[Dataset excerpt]
- - - -

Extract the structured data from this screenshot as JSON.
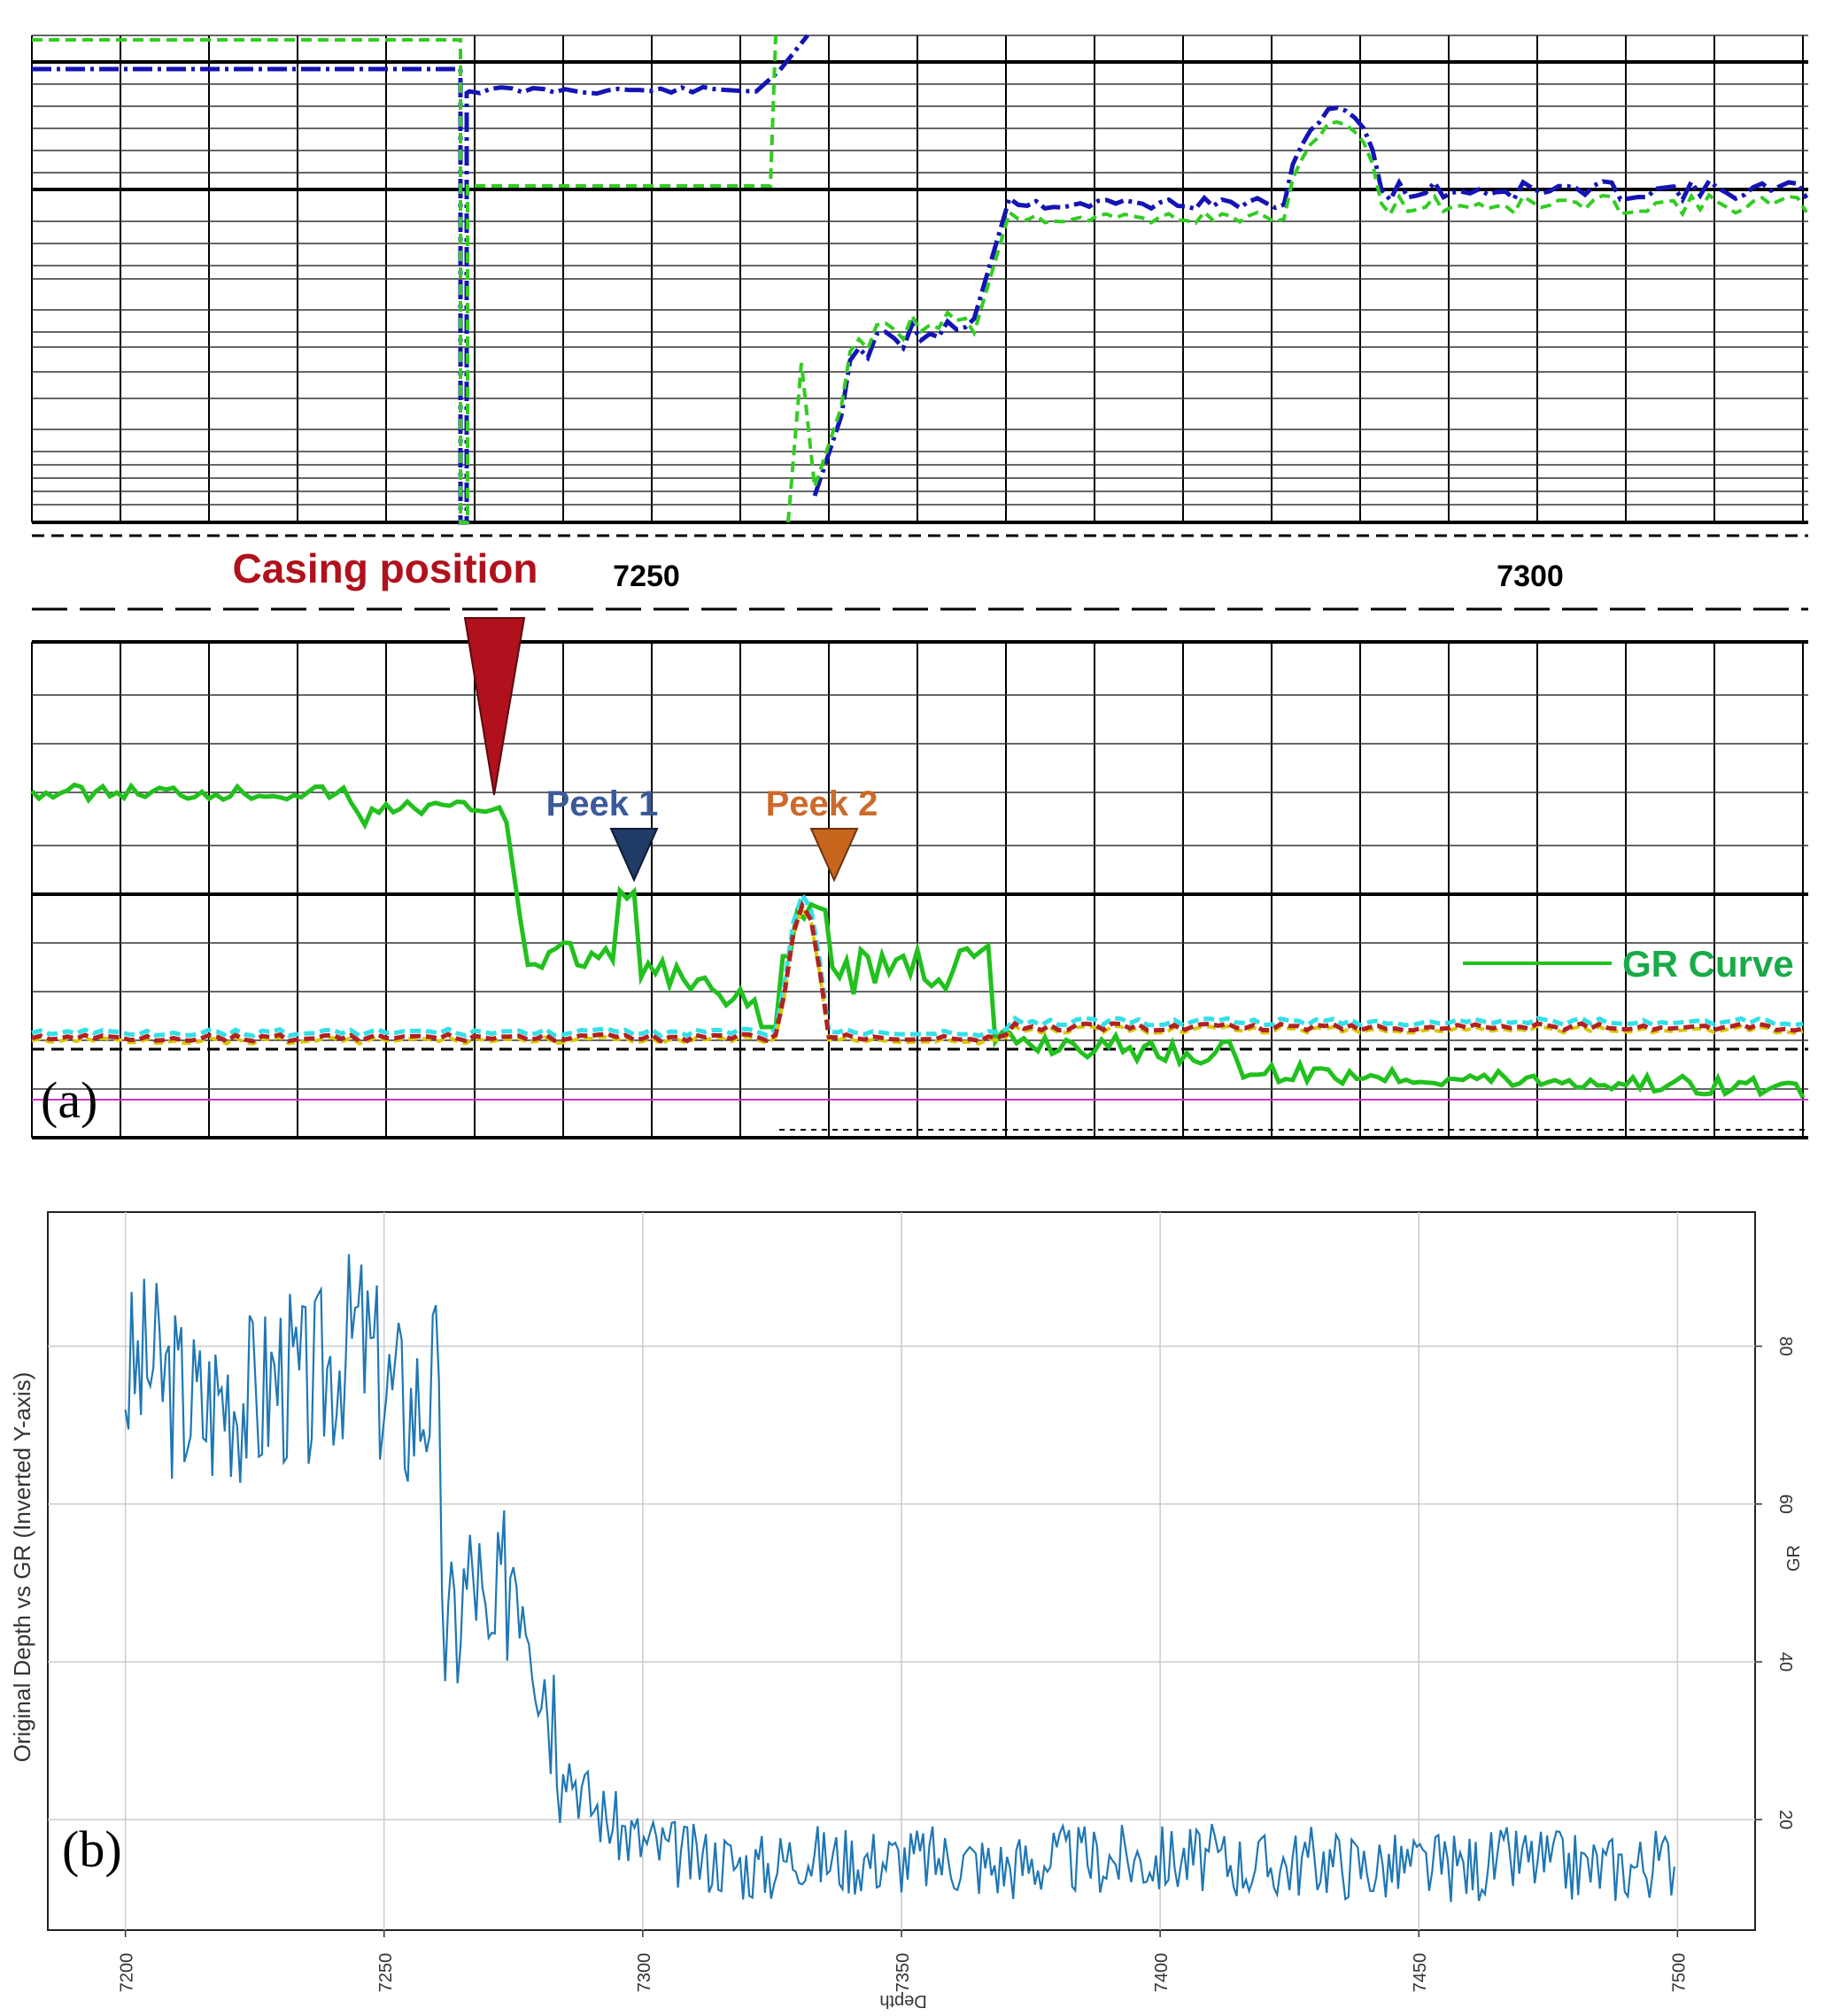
{
  "colors": {
    "grid_dark": "#000000",
    "grid_light": "#333333",
    "gr_green": "#22c01e",
    "blue_log": "#1414b4",
    "green_dash": "#33cc22",
    "casing_red": "#b0111c",
    "peak1_navy": "#1f3b66",
    "peak2_orange": "#c8651d",
    "peak1_text": "#3b5a9a",
    "peak2_text": "#cc6a2a",
    "gr_legend_text": "#1aaa48",
    "dashed_red": "#b22222",
    "dashed_cyan": "#33e0e8",
    "dashed_yellow": "#d8c800",
    "magenta_line": "#cc33cc",
    "series_blue": "#1f77b4",
    "gridline_b": "#cccccc"
  },
  "panel_a": {
    "label": "(a)",
    "depth_labels": [
      "7250",
      "7300"
    ],
    "annotations": {
      "casing": "Casing position",
      "peak1": "Peek 1",
      "peak2": "Peek 2",
      "legend": "GR Curve"
    },
    "icons": {
      "casing_marker": "down-triangle-icon",
      "peak1_marker": "down-triangle-icon",
      "peak2_marker": "down-triangle-icon"
    },
    "chart_data": {
      "type": "line",
      "depth_range": [
        7200,
        7330
      ],
      "series": [
        {
          "name": "GR Curve"
        }
      ]
    }
  },
  "chart_data": {
    "type": "line",
    "label": "(b)",
    "title": "",
    "xlabel": "Depth",
    "ylabel": "GR",
    "left_label": "Original Depth vs GR (Inverted Y-axis)",
    "xlim": [
      7185,
      7515
    ],
    "ylim": [
      6,
      97
    ],
    "xticks": [
      7200,
      7250,
      7300,
      7350,
      7400,
      7450,
      7500
    ],
    "yticks": [
      20,
      40,
      60,
      80
    ],
    "grid": true,
    "x": [
      7200,
      7205,
      7210,
      7215,
      7220,
      7225,
      7230,
      7235,
      7240,
      7245,
      7250,
      7255,
      7258,
      7260,
      7262,
      7265,
      7268,
      7270,
      7272,
      7275,
      7278,
      7280,
      7283,
      7285,
      7288,
      7290,
      7295,
      7300,
      7305,
      7310,
      7315,
      7320,
      7325,
      7330,
      7335,
      7340,
      7350,
      7360,
      7370,
      7380,
      7390,
      7400,
      7410,
      7420,
      7430,
      7440,
      7450,
      7460,
      7470,
      7480,
      7490,
      7500
    ],
    "values": [
      76,
      78,
      74,
      72,
      75,
      73,
      77,
      74,
      78,
      82,
      75,
      72,
      74,
      76,
      40,
      48,
      52,
      38,
      45,
      55,
      50,
      42,
      35,
      28,
      24,
      22,
      19,
      17,
      16,
      15,
      15,
      14,
      14,
      16,
      15,
      15,
      15,
      15,
      14,
      15,
      15,
      15,
      15,
      14,
      15,
      14,
      14,
      14,
      15,
      14,
      14,
      15
    ]
  }
}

- - - -

**Goal:** Each line above is to be copied verbatim. Drop any image from the copy.

**Answer below:**
Extract the structured data from this screenshot as JSON.
{
  "colors": {
    "grid_dark": "#000000",
    "grid_light": "#333333",
    "gr_green": "#22c01e",
    "blue_log": "#1414b4",
    "green_dash": "#33cc22",
    "casing_red": "#b0111c",
    "peak1_navy": "#1f3b66",
    "peak2_orange": "#c8651d",
    "peak1_text": "#3b5a9a",
    "peak2_text": "#cc6a2a",
    "gr_legend_text": "#1aaa48",
    "dashed_red": "#b22222",
    "dashed_cyan": "#33e0e8",
    "dashed_yellow": "#d8c800",
    "magenta_line": "#cc33cc",
    "series_blue": "#1f77b4",
    "gridline_b": "#cccccc"
  },
  "panel_a": {
    "label": "(a)",
    "depth_labels": [
      "7250",
      "7300"
    ],
    "annotations": {
      "casing": "Casing position",
      "peak1": "Peek 1",
      "peak2": "Peek 2",
      "legend": "GR Curve"
    },
    "icons": {
      "casing_marker": "down-triangle-icon",
      "peak1_marker": "down-triangle-icon",
      "peak2_marker": "down-triangle-icon"
    },
    "chart_data": {
      "type": "line",
      "depth_range": [
        7200,
        7330
      ],
      "series": [
        {
          "name": "GR Curve"
        }
      ]
    }
  },
  "chart_data": {
    "type": "line",
    "label": "(b)",
    "title": "",
    "xlabel": "Depth",
    "ylabel": "GR",
    "left_label": "Original Depth vs GR (Inverted Y-axis)",
    "xlim": [
      7185,
      7515
    ],
    "ylim": [
      6,
      97
    ],
    "xticks": [
      7200,
      7250,
      7300,
      7350,
      7400,
      7450,
      7500
    ],
    "yticks": [
      20,
      40,
      60,
      80
    ],
    "grid": true,
    "x": [
      7200,
      7205,
      7210,
      7215,
      7220,
      7225,
      7230,
      7235,
      7240,
      7245,
      7250,
      7255,
      7258,
      7260,
      7262,
      7265,
      7268,
      7270,
      7272,
      7275,
      7278,
      7280,
      7283,
      7285,
      7288,
      7290,
      7295,
      7300,
      7305,
      7310,
      7315,
      7320,
      7325,
      7330,
      7335,
      7340,
      7350,
      7360,
      7370,
      7380,
      7390,
      7400,
      7410,
      7420,
      7430,
      7440,
      7450,
      7460,
      7470,
      7480,
      7490,
      7500
    ],
    "values": [
      76,
      78,
      74,
      72,
      75,
      73,
      77,
      74,
      78,
      82,
      75,
      72,
      74,
      76,
      40,
      48,
      52,
      38,
      45,
      55,
      50,
      42,
      35,
      28,
      24,
      22,
      19,
      17,
      16,
      15,
      15,
      14,
      14,
      16,
      15,
      15,
      15,
      15,
      14,
      15,
      15,
      15,
      15,
      14,
      15,
      14,
      14,
      14,
      15,
      14,
      14,
      15
    ]
  }
}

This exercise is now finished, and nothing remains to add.